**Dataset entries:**
● ● ● ● ●

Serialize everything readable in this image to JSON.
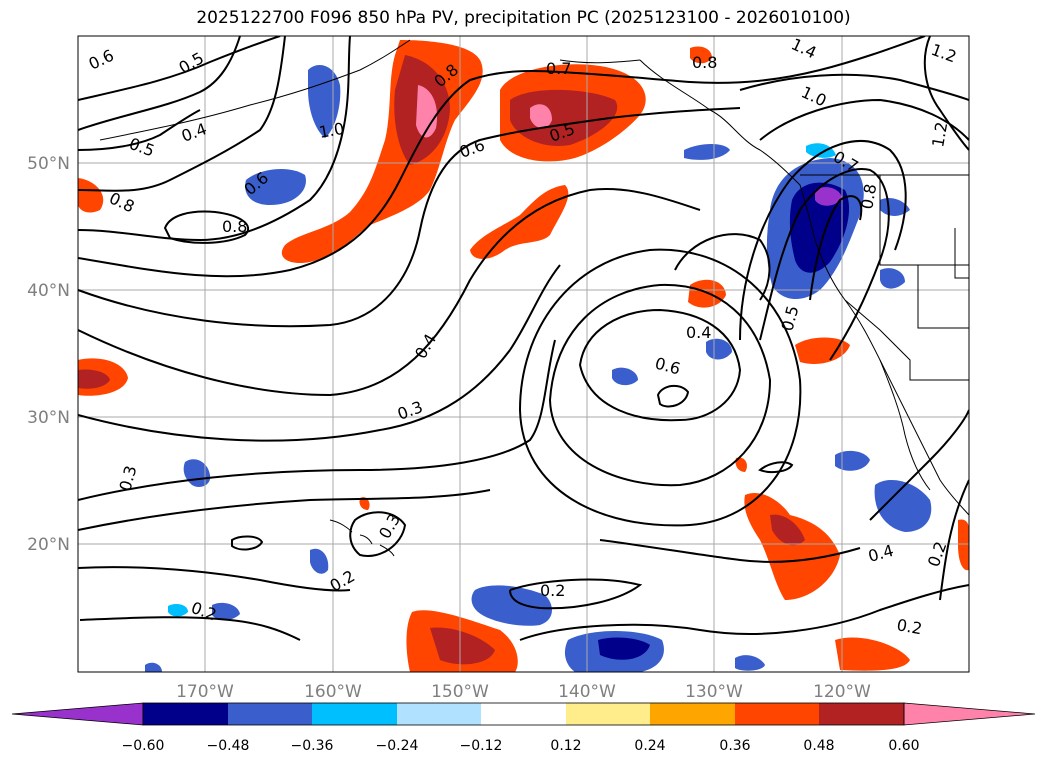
{
  "title": "2025122700 F096 850 hPa PV, precipitation PC (2025123100 - 2026010100)",
  "latitude_labels": [
    "50°N",
    "40°N",
    "30°N",
    "20°N"
  ],
  "longitude_labels": [
    "170°W",
    "160°W",
    "150°W",
    "140°W",
    "130°W",
    "120°W"
  ],
  "colorbar": {
    "tick_labels": [
      "−0.60",
      "−0.48",
      "−0.36",
      "−0.24",
      "−0.12",
      "0.12",
      "0.24",
      "0.36",
      "0.48",
      "0.60"
    ],
    "colors": [
      "#9932cc",
      "#00008b",
      "#3a5fcd",
      "#00bfff",
      "#b0e2ff",
      "#ffffff",
      "#ffec8b",
      "#ffa500",
      "#ff4500",
      "#b22222",
      "#ff82ab"
    ]
  },
  "contour_labels": [
    "0.6",
    "0.5",
    "0.5",
    "0.4",
    "1.0",
    "0.8",
    "0.7",
    "0.5",
    "0.6",
    "0.8",
    "1.4",
    "1.0",
    "1.2",
    "1.2",
    "0.7",
    "0.8",
    "0.6",
    "0.8",
    "0.8",
    "0.4",
    "0.6",
    "0.4",
    "0.3",
    "0.5",
    "0.3",
    "0.3",
    "0.2",
    "0.2",
    "0.2",
    "0.4",
    "0.2",
    "0.2"
  ]
}
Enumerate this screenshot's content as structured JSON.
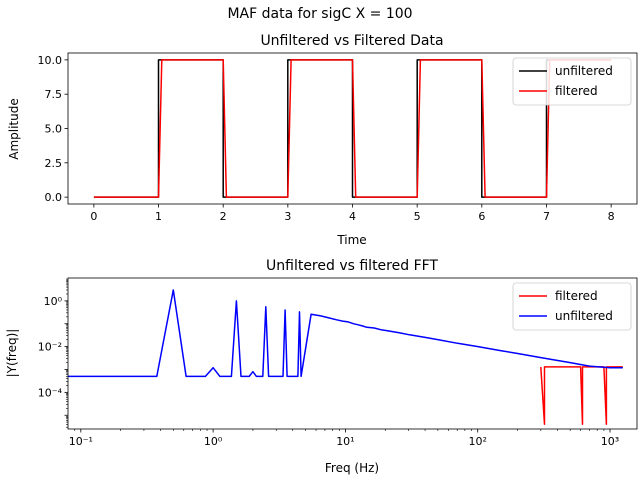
{
  "suptitle": "MAF data for sigC  X = 100",
  "chart_data": [
    {
      "type": "line",
      "title": "Unfiltered vs Filtered Data",
      "xlabel": "Time",
      "ylabel": "Amplitude",
      "xlim": [
        -0.4,
        8.4
      ],
      "ylim": [
        -0.5,
        10.5
      ],
      "xticks": [
        0,
        1,
        2,
        3,
        4,
        5,
        6,
        7,
        8
      ],
      "xtick_labels": [
        "0",
        "1",
        "2",
        "3",
        "4",
        "5",
        "6",
        "7",
        "8"
      ],
      "yticks": [
        0,
        2.5,
        5,
        7.5,
        10
      ],
      "ytick_labels": [
        "0.0",
        "2.5",
        "5.0",
        "7.5",
        "10.0"
      ],
      "legend_position": "top-right",
      "series": [
        {
          "name": "unfiltered",
          "color": "#000000",
          "x": [
            0,
            1,
            1,
            2,
            2,
            3,
            3,
            4,
            4,
            5,
            5,
            6,
            6,
            7,
            7,
            8
          ],
          "y": [
            0,
            0,
            10,
            10,
            0,
            0,
            10,
            10,
            0,
            0,
            10,
            10,
            0,
            0,
            10,
            10
          ]
        },
        {
          "name": "filtered",
          "color": "#ff0000",
          "x": [
            0,
            1.0,
            1.05,
            2.0,
            2.05,
            3.0,
            3.05,
            4.0,
            4.05,
            5.0,
            5.05,
            6.0,
            6.05,
            7.0,
            7.05,
            8
          ],
          "y": [
            0,
            0,
            10,
            10,
            0,
            0,
            10,
            10,
            0,
            0,
            10,
            10,
            0,
            0,
            10,
            10
          ]
        }
      ]
    },
    {
      "type": "line",
      "title": "Unfiltered vs filtered FFT",
      "xlabel": "Freq (Hz)",
      "ylabel": "|Y(freq)|",
      "xscale": "log",
      "yscale": "log",
      "xlim": [
        0.08,
        1600
      ],
      "ylim": [
        2.5e-06,
        10
      ],
      "xticks": [
        0.1,
        1,
        10,
        100,
        1000
      ],
      "xtick_labels": [
        "10⁻¹",
        "10⁰",
        "10¹",
        "10²",
        "10³"
      ],
      "yticks": [
        0.0001,
        0.01,
        1
      ],
      "ytick_labels": [
        "10⁻⁴",
        "10⁻²",
        "10⁰"
      ],
      "legend_position": "top-right",
      "series": [
        {
          "name": "filtered",
          "color": "#ff0000",
          "x": [
            300,
            320,
            320,
            600,
            620,
            620,
            900,
            940,
            940,
            1250
          ],
          "y": [
            0.0013,
            4e-06,
            0.0013,
            0.0013,
            4e-06,
            0.0013,
            0.0013,
            4e-06,
            0.0013,
            0.0013
          ]
        },
        {
          "name": "unfiltered",
          "color": "#0000ff",
          "x": [
            0.01,
            0.375,
            0.5,
            0.625,
            0.875,
            1.0,
            1.125,
            1.375,
            1.5,
            1.625,
            1.875,
            2.0,
            2.125,
            2.375,
            2.5,
            2.625,
            2.875,
            3.0,
            3.125,
            3.375,
            3.5,
            3.625,
            3.875,
            4.0,
            4.125,
            4.375,
            4.5,
            4.625,
            5.5,
            6.5,
            7.5,
            8.5,
            9.5,
            10.5,
            11.5,
            12.5,
            13.5,
            14.5,
            16.5,
            18.5,
            20.5,
            25.5,
            30.5,
            40.5,
            50.5,
            70.5,
            100.5,
            150.5,
            200.5,
            300.5,
            500.5,
            700.5,
            1000.5,
            1250
          ],
          "y": [
            0.0005,
            0.0005,
            3.0,
            0.0005,
            0.0005,
            0.0012,
            0.0005,
            0.0005,
            1.0,
            0.0005,
            0.0005,
            0.0008,
            0.0005,
            0.0005,
            0.55,
            0.0005,
            0.0005,
            0.0005,
            0.0005,
            0.0005,
            0.4,
            0.0005,
            0.0005,
            0.0005,
            0.0005,
            0.0005,
            0.33,
            0.0005,
            0.26,
            0.22,
            0.18,
            0.15,
            0.13,
            0.12,
            0.1,
            0.09,
            0.08,
            0.07,
            0.065,
            0.055,
            0.05,
            0.04,
            0.033,
            0.025,
            0.02,
            0.014,
            0.01,
            0.0066,
            0.005,
            0.0033,
            0.002,
            0.0014,
            0.0012,
            0.0012
          ]
        }
      ]
    }
  ]
}
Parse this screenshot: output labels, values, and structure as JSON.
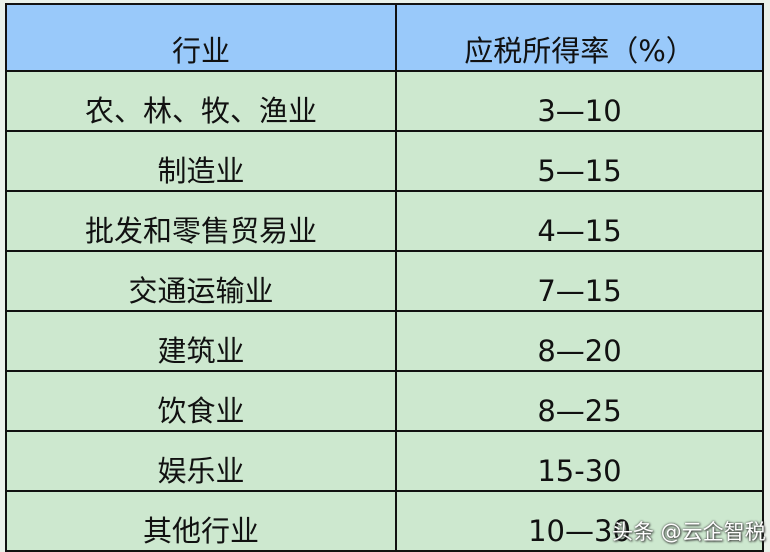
{
  "table": {
    "headers": [
      "行业",
      "应税所得率（%）"
    ],
    "rows": [
      [
        "农、林、牧、渔业",
        "3—10"
      ],
      [
        "制造业",
        "5—15"
      ],
      [
        "批发和零售贸易业",
        "4—15"
      ],
      [
        "交通运输业",
        "7—15"
      ],
      [
        "建筑业",
        "8—20"
      ],
      [
        "饮食业",
        "8—25"
      ],
      [
        "娱乐业",
        "15-30"
      ],
      [
        "其他行业",
        "10—30"
      ]
    ]
  },
  "watermark": "头条 @云企智税",
  "colors": {
    "header_bg": "#99c9fa",
    "row_bg": "#cde8cf"
  }
}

● ● ● ● ●

**Given problem:** Make an exact copy of the data, leaving its pictures out.

**The solution:**
Serialize everything readable in this image to JSON.
{
  "title": "2025122700 F096 850 hPa PV, precipitation PC (2025123100 - 2026010100)",
  "latitude_labels": [
    "50°N",
    "40°N",
    "30°N",
    "20°N"
  ],
  "longitude_labels": [
    "170°W",
    "160°W",
    "150°W",
    "140°W",
    "130°W",
    "120°W"
  ],
  "colorbar": {
    "tick_labels": [
      "−0.60",
      "−0.48",
      "−0.36",
      "−0.24",
      "−0.12",
      "0.12",
      "0.24",
      "0.36",
      "0.48",
      "0.60"
    ],
    "colors": [
      "#9932cc",
      "#00008b",
      "#3a5fcd",
      "#00bfff",
      "#b0e2ff",
      "#ffffff",
      "#ffec8b",
      "#ffa500",
      "#ff4500",
      "#b22222",
      "#ff82ab"
    ]
  },
  "contour_labels": [
    "0.6",
    "0.5",
    "0.5",
    "0.4",
    "1.0",
    "0.8",
    "0.7",
    "0.5",
    "0.6",
    "0.8",
    "1.4",
    "1.0",
    "1.2",
    "1.2",
    "0.7",
    "0.8",
    "0.6",
    "0.8",
    "0.8",
    "0.4",
    "0.6",
    "0.4",
    "0.3",
    "0.5",
    "0.3",
    "0.3",
    "0.2",
    "0.2",
    "0.2",
    "0.4",
    "0.2",
    "0.2"
  ]
}
Enumerate this screenshot's content as structured JSON.
{
  "suptitle": "MAF data for sigC  X = 100",
  "chart_data": [
    {
      "type": "line",
      "title": "Unfiltered vs Filtered Data",
      "xlabel": "Time",
      "ylabel": "Amplitude",
      "xlim": [
        -0.4,
        8.4
      ],
      "ylim": [
        -0.5,
        10.5
      ],
      "xticks": [
        0,
        1,
        2,
        3,
        4,
        5,
        6,
        7,
        8
      ],
      "xtick_labels": [
        "0",
        "1",
        "2",
        "3",
        "4",
        "5",
        "6",
        "7",
        "8"
      ],
      "yticks": [
        0,
        2.5,
        5,
        7.5,
        10
      ],
      "ytick_labels": [
        "0.0",
        "2.5",
        "5.0",
        "7.5",
        "10.0"
      ],
      "legend_position": "top-right",
      "series": [
        {
          "name": "unfiltered",
          "color": "#000000",
          "x": [
            0,
            1,
            1,
            2,
            2,
            3,
            3,
            4,
            4,
            5,
            5,
            6,
            6,
            7,
            7,
            8
          ],
          "y": [
            0,
            0,
            10,
            10,
            0,
            0,
            10,
            10,
            0,
            0,
            10,
            10,
            0,
            0,
            10,
            10
          ]
        },
        {
          "name": "filtered",
          "color": "#ff0000",
          "x": [
            0,
            1.0,
            1.05,
            2.0,
            2.05,
            3.0,
            3.05,
            4.0,
            4.05,
            5.0,
            5.05,
            6.0,
            6.05,
            7.0,
            7.05,
            8
          ],
          "y": [
            0,
            0,
            10,
            10,
            0,
            0,
            10,
            10,
            0,
            0,
            10,
            10,
            0,
            0,
            10,
            10
          ]
        }
      ]
    },
    {
      "type": "line",
      "title": "Unfiltered vs filtered FFT",
      "xlabel": "Freq (Hz)",
      "ylabel": "|Y(freq)|",
      "xscale": "log",
      "yscale": "log",
      "xlim": [
        0.08,
        1600
      ],
      "ylim": [
        2.5e-06,
        10
      ],
      "xticks": [
        0.1,
        1,
        10,
        100,
        1000
      ],
      "xtick_labels": [
        "10⁻¹",
        "10⁰",
        "10¹",
        "10²",
        "10³"
      ],
      "yticks": [
        0.0001,
        0.01,
        1
      ],
      "ytick_labels": [
        "10⁻⁴",
        "10⁻²",
        "10⁰"
      ],
      "legend_position": "top-right",
      "series": [
        {
          "name": "filtered",
          "color": "#ff0000",
          "x": [
            300,
            320,
            320,
            600,
            620,
            620,
            900,
            940,
            940,
            1250
          ],
          "y": [
            0.0013,
            4e-06,
            0.0013,
            0.0013,
            4e-06,
            0.0013,
            0.0013,
            4e-06,
            0.0013,
            0.0013
          ]
        },
        {
          "name": "unfiltered",
          "color": "#0000ff",
          "x": [
            0.01,
            0.375,
            0.5,
            0.625,
            0.875,
            1.0,
            1.125,
            1.375,
            1.5,
            1.625,
            1.875,
            2.0,
            2.125,
            2.375,
            2.5,
            2.625,
            2.875,
            3.0,
            3.125,
            3.375,
            3.5,
            3.625,
            3.875,
            4.0,
            4.125,
            4.375,
            4.5,
            4.625,
            5.5,
            6.5,
            7.5,
            8.5,
            9.5,
            10.5,
            11.5,
            12.5,
            13.5,
            14.5,
            16.5,
            18.5,
            20.5,
            25.5,
            30.5,
            40.5,
            50.5,
            70.5,
            100.5,
            150.5,
            200.5,
            300.5,
            500.5,
            700.5,
            1000.5,
            1250
          ],
          "y": [
            0.0005,
            0.0005,
            3.0,
            0.0005,
            0.0005,
            0.0012,
            0.0005,
            0.0005,
            1.0,
            0.0005,
            0.0005,
            0.0008,
            0.0005,
            0.0005,
            0.55,
            0.0005,
            0.0005,
            0.0005,
            0.0005,
            0.0005,
            0.4,
            0.0005,
            0.0005,
            0.0005,
            0.0005,
            0.0005,
            0.33,
            0.0005,
            0.26,
            0.22,
            0.18,
            0.15,
            0.13,
            0.12,
            0.1,
            0.09,
            0.08,
            0.07,
            0.065,
            0.055,
            0.05,
            0.04,
            0.033,
            0.025,
            0.02,
            0.014,
            0.01,
            0.0066,
            0.005,
            0.0033,
            0.002,
            0.0014,
            0.0012,
            0.0012
          ]
        }
      ]
    }
  ]
}
Parse this screenshot: output labels, values, and structure as JSON.
{
  "table": {
    "headers": [
      "行业",
      "应税所得率（%）"
    ],
    "rows": [
      [
        "农、林、牧、渔业",
        "3—10"
      ],
      [
        "制造业",
        "5—15"
      ],
      [
        "批发和零售贸易业",
        "4—15"
      ],
      [
        "交通运输业",
        "7—15"
      ],
      [
        "建筑业",
        "8—20"
      ],
      [
        "饮食业",
        "8—25"
      ],
      [
        "娱乐业",
        "15-30"
      ],
      [
        "其他行业",
        "10—30"
      ]
    ]
  },
  "watermark": "头条 @云企智税",
  "colors": {
    "header_bg": "#99c9fa",
    "row_bg": "#cde8cf"
  }
}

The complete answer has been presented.